Problem: From the forum thread about the train ticket, write out word for word the passage that begins with the words containing "I am very apologetic" and ends with "criminal fare dodger.".

Text block:
So I do. Scan my ticket at the gates and settle down for the journey. A busy but not full train with no seat reservations.
About 10 mins in a rather brusque ticket collector comes round. I show him my ticket and he gets quite aggressive loudly telling me I need to buy a ticket. I am genuinely gobsmacked and explain what happened.
He points out (rudely and very loudly) that my ticket was an advance single and only valid on the train I missed.
I am very apologetic and say I usually buy a super off peak and didn't even realise this and again explain how I just missed the train.
He again very loudly and rudely says I can buy a ticket or get off with a fine. He really is talking to me like I am a criminal fare dodger.
So I pay another £50 close to tears. What a horrible end to a lovely birthday treat.
So while I accept that my ticket wasn't valid, did he really need to be so rude and aggressive and surely he could have used a bit of discretion. I clearly wasn't trying to take the piss.
Feeling really sad and disappointed. Have spent £140 on train tickets plus tube and feel like a naughty school child.

OP posts:
HarveySchlumpfenburger · 07/06/2019 09:52

But the system does allow that, just. Advance single tickets on a timed service are valid for travel on the next available service if the reason for missing the train was due to a delayed train. (There are a couple of other reasons). The only thing it doesn’t do is allow you to travel flexibly because you choose to. For that you’d need a different ticket.

The problem is that the system is so complicated that people don’t necessarily understand all the terms and conditions of the different tickets they use.

memorial · 07/06/2019 09:59

Lazydaisy. You are a complete idiot and looking for a fight.
My use of the word discretion (and as understood by every other poster except you) was used as in "he could use his discretion ie CHOICE whether to charge me or not".
Not in the way you've interpreted it so you can paint me as some feeble flower. I didn't really care that he wasn't discrete ie quiet/stage whispering. As I think I have made perfectly clear numerous times. I actually don't think I've mentioned being embarrassed at all. I wasn't. I don't embarrass easily. What he was was loud/aggressive/intimidating towards me. Making me feel getting uncomfortable and bullied.

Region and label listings
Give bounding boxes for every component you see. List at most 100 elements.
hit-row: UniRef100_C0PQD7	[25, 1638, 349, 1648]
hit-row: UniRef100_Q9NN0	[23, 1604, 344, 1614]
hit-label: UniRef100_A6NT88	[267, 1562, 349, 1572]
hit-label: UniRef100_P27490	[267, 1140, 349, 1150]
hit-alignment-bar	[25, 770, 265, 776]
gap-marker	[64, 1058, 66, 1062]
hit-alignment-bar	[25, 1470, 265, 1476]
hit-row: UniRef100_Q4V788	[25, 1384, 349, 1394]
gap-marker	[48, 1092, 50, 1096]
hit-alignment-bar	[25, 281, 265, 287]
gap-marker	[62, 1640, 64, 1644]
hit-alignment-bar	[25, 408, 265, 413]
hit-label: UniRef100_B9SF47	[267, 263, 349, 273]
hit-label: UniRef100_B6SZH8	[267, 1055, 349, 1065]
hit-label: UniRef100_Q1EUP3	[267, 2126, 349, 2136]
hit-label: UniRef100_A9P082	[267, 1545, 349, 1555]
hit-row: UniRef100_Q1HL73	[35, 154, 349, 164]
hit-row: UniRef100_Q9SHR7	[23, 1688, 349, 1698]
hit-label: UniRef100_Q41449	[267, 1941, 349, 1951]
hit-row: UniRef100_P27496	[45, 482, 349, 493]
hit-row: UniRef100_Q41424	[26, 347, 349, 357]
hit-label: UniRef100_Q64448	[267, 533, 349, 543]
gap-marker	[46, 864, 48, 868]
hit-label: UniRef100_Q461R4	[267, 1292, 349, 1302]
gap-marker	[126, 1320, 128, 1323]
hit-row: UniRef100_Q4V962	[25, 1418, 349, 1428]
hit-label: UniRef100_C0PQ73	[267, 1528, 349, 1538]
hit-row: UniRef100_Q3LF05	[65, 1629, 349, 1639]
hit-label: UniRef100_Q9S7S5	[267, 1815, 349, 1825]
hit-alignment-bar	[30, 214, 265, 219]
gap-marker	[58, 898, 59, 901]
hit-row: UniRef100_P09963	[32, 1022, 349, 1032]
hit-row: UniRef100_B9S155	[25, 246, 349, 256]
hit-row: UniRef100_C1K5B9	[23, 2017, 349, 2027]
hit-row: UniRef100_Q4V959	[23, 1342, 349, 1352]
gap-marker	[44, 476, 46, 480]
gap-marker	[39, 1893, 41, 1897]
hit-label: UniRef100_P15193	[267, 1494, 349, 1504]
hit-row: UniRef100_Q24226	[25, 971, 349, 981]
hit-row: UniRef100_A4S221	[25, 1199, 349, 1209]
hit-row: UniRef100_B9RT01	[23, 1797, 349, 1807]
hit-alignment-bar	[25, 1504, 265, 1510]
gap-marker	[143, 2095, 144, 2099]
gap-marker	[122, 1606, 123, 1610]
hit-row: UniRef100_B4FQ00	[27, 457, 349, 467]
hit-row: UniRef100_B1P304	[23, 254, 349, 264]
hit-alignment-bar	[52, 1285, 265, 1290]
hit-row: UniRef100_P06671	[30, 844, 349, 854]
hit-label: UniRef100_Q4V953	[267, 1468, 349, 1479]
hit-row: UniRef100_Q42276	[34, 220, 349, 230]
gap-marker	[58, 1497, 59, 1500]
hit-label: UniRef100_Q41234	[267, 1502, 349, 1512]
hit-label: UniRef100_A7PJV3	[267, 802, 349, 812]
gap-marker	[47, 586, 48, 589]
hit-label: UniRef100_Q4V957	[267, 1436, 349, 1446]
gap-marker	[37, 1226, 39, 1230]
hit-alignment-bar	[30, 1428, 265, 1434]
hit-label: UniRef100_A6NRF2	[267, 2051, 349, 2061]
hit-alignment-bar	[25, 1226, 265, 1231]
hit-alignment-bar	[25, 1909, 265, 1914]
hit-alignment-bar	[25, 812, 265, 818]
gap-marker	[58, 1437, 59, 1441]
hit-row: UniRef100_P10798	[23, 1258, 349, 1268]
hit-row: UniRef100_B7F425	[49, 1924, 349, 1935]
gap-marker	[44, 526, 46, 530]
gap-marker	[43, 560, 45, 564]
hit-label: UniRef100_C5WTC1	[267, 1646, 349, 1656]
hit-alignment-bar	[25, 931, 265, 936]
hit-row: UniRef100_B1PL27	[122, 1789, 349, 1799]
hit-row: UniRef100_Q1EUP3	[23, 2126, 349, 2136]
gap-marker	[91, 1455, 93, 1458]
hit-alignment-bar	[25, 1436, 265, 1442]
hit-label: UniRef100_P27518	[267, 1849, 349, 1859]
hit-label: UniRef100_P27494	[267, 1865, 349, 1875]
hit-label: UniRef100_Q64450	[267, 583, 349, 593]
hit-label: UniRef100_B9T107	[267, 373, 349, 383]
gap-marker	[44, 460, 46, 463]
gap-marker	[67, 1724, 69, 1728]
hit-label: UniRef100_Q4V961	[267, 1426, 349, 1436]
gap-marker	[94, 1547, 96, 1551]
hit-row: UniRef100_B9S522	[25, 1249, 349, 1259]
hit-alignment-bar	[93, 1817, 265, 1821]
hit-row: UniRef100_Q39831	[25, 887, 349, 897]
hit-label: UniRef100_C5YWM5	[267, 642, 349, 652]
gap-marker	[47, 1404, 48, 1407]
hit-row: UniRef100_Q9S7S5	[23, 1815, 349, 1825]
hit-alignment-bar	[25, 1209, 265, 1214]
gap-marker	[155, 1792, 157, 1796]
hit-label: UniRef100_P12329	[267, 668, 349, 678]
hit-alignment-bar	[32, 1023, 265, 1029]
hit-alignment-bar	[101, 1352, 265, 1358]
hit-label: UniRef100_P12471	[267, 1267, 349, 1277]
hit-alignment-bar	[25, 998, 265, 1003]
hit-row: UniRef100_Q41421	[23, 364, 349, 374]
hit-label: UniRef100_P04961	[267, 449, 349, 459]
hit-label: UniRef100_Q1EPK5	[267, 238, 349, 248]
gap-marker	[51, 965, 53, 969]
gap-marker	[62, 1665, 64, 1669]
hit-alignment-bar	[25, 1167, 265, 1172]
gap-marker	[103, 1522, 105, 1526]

Exercise output:
I am very apologetic and say I usually buy a super off peak and didn't even realise this and again explain how I just missed the train.
He again very loudly and rudely says I can buy a ticket or get off with a fine. He really is talking to me like I am a criminal fare dodger.